◆ **Work instructions**
Copy out every line that contains the word "this".

BEGIN Dataset records

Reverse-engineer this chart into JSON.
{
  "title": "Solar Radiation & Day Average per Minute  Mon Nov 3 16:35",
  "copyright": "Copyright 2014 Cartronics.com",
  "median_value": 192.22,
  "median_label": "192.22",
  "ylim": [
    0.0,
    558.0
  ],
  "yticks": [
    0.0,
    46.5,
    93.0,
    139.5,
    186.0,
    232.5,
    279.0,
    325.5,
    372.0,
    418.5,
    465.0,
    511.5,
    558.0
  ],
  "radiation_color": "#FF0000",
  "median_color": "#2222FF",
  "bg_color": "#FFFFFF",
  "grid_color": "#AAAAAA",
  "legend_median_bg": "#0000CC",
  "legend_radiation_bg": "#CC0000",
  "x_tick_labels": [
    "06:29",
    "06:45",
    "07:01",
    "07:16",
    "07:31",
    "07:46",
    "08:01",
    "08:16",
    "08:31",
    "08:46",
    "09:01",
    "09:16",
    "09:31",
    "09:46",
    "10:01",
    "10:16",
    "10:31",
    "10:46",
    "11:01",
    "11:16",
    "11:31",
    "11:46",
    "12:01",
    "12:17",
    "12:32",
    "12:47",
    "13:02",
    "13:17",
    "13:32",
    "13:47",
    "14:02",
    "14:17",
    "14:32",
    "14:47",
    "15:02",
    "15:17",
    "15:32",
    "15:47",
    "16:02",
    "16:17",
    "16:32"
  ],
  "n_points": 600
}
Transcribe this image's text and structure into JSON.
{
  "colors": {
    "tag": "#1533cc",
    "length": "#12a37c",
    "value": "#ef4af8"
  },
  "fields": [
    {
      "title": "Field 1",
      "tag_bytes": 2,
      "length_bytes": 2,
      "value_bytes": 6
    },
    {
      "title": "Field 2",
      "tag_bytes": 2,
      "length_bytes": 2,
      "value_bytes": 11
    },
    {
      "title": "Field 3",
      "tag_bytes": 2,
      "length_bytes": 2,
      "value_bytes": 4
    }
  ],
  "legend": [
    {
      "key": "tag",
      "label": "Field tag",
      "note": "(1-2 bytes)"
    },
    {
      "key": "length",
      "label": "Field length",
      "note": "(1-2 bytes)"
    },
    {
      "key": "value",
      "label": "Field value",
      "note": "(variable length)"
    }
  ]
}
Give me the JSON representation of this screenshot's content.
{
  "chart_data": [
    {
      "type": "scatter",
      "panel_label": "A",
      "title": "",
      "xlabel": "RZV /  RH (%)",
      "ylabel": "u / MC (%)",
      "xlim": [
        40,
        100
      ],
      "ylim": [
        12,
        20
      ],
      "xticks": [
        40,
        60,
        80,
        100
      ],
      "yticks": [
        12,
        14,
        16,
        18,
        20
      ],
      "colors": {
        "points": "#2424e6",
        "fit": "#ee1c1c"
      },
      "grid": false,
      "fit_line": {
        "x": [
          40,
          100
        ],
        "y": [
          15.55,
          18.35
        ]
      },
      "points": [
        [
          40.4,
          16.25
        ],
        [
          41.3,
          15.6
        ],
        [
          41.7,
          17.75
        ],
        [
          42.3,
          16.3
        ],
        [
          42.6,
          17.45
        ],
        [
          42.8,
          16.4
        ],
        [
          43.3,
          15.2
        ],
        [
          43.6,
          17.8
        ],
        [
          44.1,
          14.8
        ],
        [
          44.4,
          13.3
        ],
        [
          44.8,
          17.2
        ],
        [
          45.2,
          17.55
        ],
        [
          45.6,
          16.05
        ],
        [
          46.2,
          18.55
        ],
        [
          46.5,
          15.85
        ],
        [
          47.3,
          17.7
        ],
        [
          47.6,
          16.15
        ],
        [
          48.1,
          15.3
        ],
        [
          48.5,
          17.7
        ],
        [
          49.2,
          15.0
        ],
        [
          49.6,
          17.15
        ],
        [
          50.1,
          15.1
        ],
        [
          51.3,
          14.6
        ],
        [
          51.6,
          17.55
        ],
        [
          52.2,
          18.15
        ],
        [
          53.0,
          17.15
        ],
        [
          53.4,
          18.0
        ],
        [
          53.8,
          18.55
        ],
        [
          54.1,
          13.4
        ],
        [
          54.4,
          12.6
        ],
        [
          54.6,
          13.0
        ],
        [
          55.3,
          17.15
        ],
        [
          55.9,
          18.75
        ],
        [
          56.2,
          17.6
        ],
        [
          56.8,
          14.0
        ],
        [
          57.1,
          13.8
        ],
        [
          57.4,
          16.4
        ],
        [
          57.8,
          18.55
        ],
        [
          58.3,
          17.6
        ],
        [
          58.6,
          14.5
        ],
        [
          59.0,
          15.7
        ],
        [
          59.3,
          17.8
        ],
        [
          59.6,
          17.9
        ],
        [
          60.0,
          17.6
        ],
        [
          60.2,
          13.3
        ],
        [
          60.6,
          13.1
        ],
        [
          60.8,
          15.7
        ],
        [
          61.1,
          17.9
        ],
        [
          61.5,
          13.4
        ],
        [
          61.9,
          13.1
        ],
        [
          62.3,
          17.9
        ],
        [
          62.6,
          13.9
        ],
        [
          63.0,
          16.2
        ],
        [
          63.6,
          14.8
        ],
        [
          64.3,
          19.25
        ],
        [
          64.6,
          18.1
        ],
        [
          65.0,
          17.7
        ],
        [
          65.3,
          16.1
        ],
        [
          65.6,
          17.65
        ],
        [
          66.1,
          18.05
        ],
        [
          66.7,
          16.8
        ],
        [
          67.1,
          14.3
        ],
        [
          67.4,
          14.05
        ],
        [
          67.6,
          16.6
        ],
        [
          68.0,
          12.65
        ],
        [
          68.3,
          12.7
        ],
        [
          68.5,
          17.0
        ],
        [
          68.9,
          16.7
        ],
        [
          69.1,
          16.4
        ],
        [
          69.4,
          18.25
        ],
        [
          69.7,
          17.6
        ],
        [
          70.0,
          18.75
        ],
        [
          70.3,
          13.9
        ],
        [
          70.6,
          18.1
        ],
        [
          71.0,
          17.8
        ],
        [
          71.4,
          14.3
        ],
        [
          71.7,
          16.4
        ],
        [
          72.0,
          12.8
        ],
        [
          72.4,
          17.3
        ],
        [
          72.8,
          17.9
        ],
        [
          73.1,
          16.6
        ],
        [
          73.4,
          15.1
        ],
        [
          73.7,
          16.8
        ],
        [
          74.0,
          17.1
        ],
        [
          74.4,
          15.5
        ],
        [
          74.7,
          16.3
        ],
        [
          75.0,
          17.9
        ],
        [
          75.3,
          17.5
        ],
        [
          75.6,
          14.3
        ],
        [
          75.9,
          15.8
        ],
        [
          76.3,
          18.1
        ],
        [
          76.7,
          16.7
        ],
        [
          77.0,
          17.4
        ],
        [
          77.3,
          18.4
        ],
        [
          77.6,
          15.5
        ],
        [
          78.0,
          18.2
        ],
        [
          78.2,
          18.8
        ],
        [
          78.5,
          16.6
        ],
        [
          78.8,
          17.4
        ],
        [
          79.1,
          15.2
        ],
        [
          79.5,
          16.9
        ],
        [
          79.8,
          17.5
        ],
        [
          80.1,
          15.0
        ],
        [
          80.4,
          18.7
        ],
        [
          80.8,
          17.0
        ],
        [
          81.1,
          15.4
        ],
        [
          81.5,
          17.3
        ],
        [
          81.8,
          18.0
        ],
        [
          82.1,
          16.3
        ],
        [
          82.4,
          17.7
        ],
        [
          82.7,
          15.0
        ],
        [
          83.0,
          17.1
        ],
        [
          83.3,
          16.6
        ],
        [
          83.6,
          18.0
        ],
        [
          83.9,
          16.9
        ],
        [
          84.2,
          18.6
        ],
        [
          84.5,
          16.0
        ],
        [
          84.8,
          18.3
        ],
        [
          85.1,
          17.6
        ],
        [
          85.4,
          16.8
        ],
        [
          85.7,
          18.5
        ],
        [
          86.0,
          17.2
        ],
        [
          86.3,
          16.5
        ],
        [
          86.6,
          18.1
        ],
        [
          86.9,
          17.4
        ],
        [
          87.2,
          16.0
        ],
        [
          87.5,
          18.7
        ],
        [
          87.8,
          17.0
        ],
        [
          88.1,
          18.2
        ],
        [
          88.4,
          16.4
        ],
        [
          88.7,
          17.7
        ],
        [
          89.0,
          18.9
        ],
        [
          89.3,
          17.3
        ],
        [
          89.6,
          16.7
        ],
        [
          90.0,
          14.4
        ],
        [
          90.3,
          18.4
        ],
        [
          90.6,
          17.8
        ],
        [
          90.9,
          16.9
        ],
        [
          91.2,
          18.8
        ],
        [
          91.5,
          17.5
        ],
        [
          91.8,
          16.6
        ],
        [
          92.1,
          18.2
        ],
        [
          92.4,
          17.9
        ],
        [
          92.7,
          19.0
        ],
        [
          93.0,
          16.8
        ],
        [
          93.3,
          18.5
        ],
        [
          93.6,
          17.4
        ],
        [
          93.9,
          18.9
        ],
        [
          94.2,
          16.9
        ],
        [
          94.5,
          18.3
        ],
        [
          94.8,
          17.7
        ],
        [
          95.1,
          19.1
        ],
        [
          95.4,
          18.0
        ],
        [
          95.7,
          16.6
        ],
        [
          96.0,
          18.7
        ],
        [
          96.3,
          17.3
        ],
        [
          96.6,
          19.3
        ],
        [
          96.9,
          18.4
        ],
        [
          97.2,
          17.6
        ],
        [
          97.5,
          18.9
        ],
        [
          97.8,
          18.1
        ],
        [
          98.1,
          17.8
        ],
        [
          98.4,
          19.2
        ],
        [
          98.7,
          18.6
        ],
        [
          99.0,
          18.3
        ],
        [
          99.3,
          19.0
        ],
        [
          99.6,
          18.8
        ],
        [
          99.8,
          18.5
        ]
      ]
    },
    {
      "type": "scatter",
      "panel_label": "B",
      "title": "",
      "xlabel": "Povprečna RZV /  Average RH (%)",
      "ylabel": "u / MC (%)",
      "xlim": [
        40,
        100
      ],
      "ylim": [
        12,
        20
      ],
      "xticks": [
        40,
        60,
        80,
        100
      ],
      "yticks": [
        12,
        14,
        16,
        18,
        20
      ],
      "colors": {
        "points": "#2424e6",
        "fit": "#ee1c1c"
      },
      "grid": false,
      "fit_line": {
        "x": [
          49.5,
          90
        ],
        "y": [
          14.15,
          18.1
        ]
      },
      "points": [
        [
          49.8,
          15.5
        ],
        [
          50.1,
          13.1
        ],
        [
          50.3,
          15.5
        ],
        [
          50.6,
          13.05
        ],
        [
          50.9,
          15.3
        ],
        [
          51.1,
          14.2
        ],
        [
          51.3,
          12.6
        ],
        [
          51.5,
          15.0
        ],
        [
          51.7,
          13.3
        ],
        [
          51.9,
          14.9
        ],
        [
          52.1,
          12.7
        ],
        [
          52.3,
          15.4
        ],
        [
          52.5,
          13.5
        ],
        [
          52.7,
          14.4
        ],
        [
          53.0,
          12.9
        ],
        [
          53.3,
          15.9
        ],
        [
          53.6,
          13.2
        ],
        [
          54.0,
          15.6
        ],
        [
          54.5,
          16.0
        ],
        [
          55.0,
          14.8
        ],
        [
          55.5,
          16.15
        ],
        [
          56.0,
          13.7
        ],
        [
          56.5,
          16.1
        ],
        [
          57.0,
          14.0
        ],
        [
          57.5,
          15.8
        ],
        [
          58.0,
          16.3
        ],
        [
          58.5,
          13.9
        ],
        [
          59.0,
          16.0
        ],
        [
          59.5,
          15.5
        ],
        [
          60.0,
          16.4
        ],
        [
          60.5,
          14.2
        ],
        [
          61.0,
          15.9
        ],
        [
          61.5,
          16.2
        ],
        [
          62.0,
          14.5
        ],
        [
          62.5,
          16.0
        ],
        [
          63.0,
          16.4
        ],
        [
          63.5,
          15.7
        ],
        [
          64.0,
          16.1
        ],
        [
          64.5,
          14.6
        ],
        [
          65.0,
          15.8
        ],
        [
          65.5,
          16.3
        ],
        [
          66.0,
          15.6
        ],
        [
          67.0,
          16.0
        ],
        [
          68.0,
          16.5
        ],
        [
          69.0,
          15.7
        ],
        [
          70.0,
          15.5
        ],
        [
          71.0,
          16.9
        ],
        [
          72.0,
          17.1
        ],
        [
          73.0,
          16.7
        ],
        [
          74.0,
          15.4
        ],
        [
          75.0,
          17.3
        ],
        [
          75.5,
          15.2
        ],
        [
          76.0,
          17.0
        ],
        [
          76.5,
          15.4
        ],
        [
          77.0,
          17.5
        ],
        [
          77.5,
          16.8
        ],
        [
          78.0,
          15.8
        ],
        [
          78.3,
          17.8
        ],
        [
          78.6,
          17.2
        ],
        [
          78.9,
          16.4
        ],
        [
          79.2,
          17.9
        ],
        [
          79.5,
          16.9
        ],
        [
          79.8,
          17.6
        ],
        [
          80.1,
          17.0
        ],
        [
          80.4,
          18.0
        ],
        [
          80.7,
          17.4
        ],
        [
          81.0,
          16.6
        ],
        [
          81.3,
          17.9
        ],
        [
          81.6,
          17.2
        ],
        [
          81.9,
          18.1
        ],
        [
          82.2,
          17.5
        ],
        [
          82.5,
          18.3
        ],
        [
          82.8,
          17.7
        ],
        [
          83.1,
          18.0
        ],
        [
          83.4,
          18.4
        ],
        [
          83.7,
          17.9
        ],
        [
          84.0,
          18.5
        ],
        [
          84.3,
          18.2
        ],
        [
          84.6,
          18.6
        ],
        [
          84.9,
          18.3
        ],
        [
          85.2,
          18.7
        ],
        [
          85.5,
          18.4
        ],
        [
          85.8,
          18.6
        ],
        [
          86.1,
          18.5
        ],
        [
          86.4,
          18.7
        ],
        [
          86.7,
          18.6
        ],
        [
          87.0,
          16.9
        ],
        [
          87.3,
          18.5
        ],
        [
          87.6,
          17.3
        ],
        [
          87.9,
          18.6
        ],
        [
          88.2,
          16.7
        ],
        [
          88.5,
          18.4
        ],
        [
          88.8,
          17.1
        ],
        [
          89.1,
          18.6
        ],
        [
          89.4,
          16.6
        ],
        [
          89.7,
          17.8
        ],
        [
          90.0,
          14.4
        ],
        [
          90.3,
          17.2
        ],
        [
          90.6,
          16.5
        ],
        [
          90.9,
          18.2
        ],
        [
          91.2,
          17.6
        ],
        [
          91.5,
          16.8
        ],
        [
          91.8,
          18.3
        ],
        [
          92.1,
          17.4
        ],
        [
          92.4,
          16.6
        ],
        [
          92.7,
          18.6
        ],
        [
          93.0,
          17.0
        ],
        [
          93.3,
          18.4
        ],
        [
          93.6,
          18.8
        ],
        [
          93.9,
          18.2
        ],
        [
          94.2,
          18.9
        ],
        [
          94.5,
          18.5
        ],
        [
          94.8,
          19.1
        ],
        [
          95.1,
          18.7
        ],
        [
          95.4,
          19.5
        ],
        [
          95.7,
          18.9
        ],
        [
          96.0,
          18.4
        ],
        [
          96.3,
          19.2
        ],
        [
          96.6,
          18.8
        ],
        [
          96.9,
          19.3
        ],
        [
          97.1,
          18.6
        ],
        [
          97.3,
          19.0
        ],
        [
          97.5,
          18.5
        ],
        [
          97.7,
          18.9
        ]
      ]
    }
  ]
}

END Dataset records

◆ **Exercise answer**
Reverse-engineer this chart into JSON.
Transcribe this image's text and structure into JSON.
Give me the JSON representation of this screenshot's content.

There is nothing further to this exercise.